DIRECTIVE: Lines containing the word "minlash" are the ones to copy from the records below.

RECORDS FOR PROCESSING:
========================================================================

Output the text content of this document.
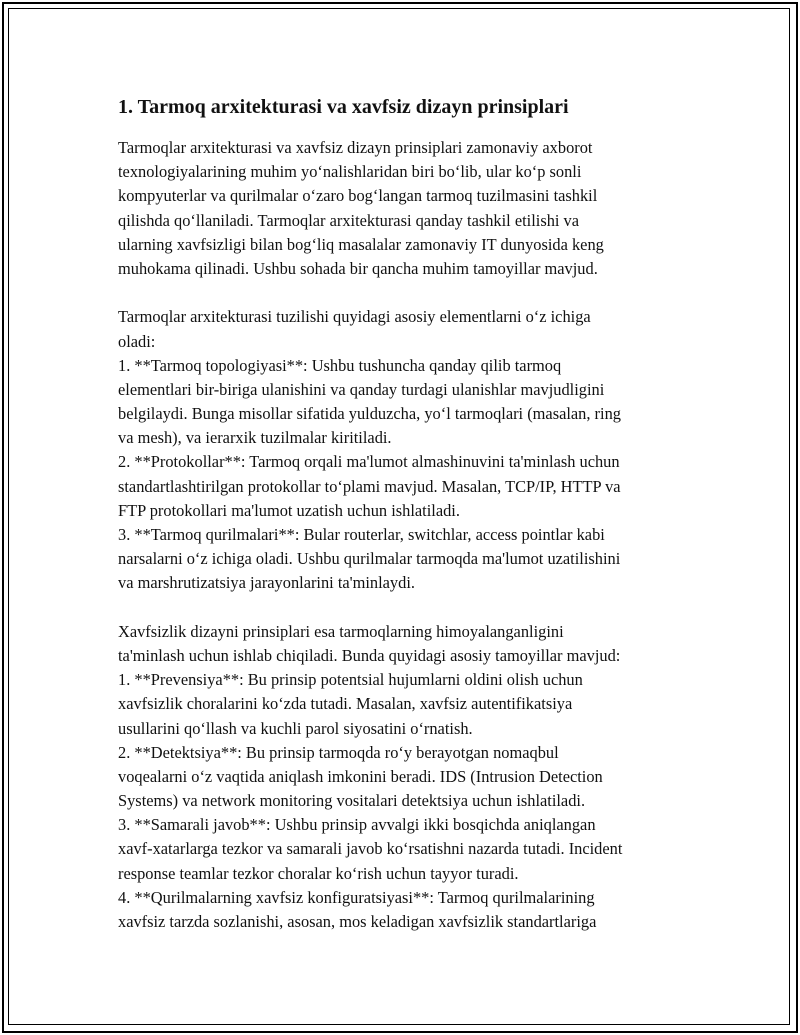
1. Tarmoq arxitekturasi va xavfsiz dizayn prinsiplari
Tarmoqlar arxitekturasi va xavfsiz dizayn prinsiplari zamonaviy axborot
texnologiyalarining muhim yo‘nalishlaridan biri bo‘lib, ular ko‘p sonli
kompyuterlar va qurilmalar o‘zaro bog‘langan tarmoq tuzilmasini tashkil
qilishda qo‘llaniladi. Tarmoqlar arxitekturasi qanday tashkil etilishi va
ularning xavfsizligi bilan bog‘liq masalalar zamonaviy IT dunyosida keng
muhokama qilinadi. Ushbu sohada bir qancha muhim tamoyillar mavjud.
Tarmoqlar arxitekturasi tuzilishi quyidagi asosiy elementlarni o‘z ichiga
oladi:
1. **Tarmoq topologiyasi**: Ushbu tushuncha qanday qilib tarmoq
elementlari bir-biriga ulanishini va qanday turdagi ulanishlar mavjudligini
belgilaydi. Bunga misollar sifatida yulduzcha, yo‘l tarmoqlari (masalan, ring
va mesh), va ierarxik tuzilmalar kiritiladi.
2. **Protokollar**: Tarmoq orqali ma'lumot almashinuvini ta'minlash uchun
standartlashtirilgan protokollar to‘plami mavjud. Masalan, TCP/IP, HTTP va
FTP protokollari ma'lumot uzatish uchun ishlatiladi.
3. **Tarmoq qurilmalari**: Bular routerlar, switchlar, access pointlar kabi
narsalarni o‘z ichiga oladi. Ushbu qurilmalar tarmoqda ma'lumot uzatilishini
va marshrutizatsiya jarayonlarini ta'minlaydi.
Xavfsizlik dizayni prinsiplari esa tarmoqlarning himoyalanganligini
ta'minlash uchun ishlab chiqiladi. Bunda quyidagi asosiy tamoyillar mavjud:
1. **Prevensiya**: Bu prinsip potentsial hujumlarni oldini olish uchun
xavfsizlik choralarini ko‘zda tutadi. Masalan, xavfsiz autentifikatsiya
usullarini qo‘llash va kuchli parol siyosatini o‘rnatish.
2. **Detektsiya**: Bu prinsip tarmoqda ro‘y berayotgan nomaqbul
voqealarni o‘z vaqtida aniqlash imkonini beradi. IDS (Intrusion Detection
Systems) va network monitoring vositalari detektsiya uchun ishlatiladi.
3. **Samarali javob**: Ushbu prinsip avvalgi ikki bosqichda aniqlangan
xavf-xatarlarga tezkor va samarali javob ko‘rsatishni nazarda tutadi. Incident
response teamlar tezkor choralar ko‘rish uchun tayyor turadi.
4. **Qurilmalarning xavfsiz konfiguratsiyasi**: Tarmoq qurilmalarining
xavfsiz tarzda sozlanishi, asosan, mos keladigan xavfsizlik standartlariga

========================================================================

RESPONSE BELOW:
2. **Protokollar**: Tarmoq orqali ma'lumot almashinuvini ta'minlash uchun
ta'minlash uchun ishlab chiqiladi. Bunda quyidagi asosiy tamoyillar mavjud:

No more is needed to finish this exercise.